[Figure dataset records]

========

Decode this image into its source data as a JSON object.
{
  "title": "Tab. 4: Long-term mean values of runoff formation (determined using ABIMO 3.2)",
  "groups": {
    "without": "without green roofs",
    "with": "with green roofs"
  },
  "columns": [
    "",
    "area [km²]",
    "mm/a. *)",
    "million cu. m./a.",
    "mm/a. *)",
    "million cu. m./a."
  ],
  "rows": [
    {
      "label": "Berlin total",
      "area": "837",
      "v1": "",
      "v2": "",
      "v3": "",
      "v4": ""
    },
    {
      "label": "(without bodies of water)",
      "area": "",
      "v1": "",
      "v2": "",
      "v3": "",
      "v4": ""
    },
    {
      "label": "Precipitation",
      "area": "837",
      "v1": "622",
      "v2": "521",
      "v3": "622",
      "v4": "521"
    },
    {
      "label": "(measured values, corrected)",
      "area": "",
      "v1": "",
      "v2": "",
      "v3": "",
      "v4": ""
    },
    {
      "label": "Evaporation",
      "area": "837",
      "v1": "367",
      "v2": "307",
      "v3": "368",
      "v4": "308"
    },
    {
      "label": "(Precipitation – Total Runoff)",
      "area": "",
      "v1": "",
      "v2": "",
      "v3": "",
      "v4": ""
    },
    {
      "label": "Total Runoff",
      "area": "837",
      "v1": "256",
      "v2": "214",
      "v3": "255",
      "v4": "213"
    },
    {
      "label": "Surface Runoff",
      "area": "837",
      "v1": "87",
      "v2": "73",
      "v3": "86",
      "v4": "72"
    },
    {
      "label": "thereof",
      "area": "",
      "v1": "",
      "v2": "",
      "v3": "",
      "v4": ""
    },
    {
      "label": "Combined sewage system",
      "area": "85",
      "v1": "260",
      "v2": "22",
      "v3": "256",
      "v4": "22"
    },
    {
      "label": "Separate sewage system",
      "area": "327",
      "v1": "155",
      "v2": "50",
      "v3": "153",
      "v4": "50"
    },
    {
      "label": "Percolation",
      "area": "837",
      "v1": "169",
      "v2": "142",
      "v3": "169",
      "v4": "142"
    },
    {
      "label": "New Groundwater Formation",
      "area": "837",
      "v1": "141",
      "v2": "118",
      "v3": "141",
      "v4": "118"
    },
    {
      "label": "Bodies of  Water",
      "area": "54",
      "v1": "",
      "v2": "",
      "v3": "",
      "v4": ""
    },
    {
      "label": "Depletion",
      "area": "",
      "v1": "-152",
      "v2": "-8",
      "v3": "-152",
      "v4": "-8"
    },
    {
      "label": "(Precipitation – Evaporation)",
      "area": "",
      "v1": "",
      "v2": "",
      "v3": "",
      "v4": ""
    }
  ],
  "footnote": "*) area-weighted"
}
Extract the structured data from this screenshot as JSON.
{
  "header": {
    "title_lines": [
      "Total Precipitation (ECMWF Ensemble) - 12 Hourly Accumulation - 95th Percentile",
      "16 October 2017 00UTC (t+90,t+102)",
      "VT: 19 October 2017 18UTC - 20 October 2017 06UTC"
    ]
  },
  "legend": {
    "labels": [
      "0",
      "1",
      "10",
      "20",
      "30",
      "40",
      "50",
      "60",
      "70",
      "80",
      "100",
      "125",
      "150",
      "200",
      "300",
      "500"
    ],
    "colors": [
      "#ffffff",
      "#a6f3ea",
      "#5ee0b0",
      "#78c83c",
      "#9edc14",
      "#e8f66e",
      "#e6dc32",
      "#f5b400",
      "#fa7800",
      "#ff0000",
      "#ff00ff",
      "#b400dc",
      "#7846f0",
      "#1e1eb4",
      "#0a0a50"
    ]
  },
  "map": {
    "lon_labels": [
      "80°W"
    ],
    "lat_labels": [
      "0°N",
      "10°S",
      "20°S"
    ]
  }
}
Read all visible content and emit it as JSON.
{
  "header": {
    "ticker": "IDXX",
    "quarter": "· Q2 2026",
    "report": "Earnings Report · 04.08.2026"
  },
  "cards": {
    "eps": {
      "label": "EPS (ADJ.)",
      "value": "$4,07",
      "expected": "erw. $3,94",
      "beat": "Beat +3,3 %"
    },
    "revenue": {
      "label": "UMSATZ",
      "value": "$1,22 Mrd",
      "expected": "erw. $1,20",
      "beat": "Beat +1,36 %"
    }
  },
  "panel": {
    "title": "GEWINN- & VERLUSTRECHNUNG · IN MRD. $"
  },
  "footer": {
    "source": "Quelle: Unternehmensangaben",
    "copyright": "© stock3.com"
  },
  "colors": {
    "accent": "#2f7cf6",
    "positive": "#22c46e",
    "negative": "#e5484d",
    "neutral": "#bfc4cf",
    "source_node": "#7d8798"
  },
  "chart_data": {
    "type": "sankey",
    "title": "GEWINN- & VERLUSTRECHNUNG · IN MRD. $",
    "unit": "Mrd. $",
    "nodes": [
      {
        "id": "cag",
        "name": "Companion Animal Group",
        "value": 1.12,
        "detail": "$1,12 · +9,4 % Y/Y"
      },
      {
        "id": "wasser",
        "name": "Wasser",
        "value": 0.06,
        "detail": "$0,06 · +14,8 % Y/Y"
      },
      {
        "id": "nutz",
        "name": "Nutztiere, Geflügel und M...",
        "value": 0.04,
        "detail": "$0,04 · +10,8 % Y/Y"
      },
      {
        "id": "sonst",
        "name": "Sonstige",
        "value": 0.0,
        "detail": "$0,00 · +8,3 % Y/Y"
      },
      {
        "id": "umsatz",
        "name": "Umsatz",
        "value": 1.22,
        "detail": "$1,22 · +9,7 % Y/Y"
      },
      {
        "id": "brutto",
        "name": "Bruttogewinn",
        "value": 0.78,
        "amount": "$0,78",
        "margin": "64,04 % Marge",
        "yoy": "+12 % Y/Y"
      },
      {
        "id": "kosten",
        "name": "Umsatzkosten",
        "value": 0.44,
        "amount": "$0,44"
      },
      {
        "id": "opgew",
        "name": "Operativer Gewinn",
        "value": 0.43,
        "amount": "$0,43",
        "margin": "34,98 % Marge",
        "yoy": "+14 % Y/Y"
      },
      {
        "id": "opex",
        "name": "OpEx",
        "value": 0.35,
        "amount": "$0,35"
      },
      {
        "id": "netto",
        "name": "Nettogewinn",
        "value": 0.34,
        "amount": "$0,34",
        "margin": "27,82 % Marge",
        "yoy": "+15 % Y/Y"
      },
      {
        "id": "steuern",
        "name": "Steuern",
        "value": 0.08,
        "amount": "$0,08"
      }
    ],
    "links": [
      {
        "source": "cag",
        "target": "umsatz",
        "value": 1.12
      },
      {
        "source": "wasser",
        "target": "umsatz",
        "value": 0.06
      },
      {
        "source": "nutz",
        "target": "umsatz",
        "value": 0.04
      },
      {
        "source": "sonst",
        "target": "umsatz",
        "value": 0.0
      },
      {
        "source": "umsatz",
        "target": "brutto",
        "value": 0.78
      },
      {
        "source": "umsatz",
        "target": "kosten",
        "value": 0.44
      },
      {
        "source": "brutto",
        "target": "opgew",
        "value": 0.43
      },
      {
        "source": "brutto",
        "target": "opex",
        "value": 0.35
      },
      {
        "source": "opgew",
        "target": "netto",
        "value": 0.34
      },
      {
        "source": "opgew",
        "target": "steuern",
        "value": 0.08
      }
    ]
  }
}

========

What to do = In the records above, collect each line with "roofs".

Solution to the problem =
    "without": "without green roofs",
    "with": "with green roofs"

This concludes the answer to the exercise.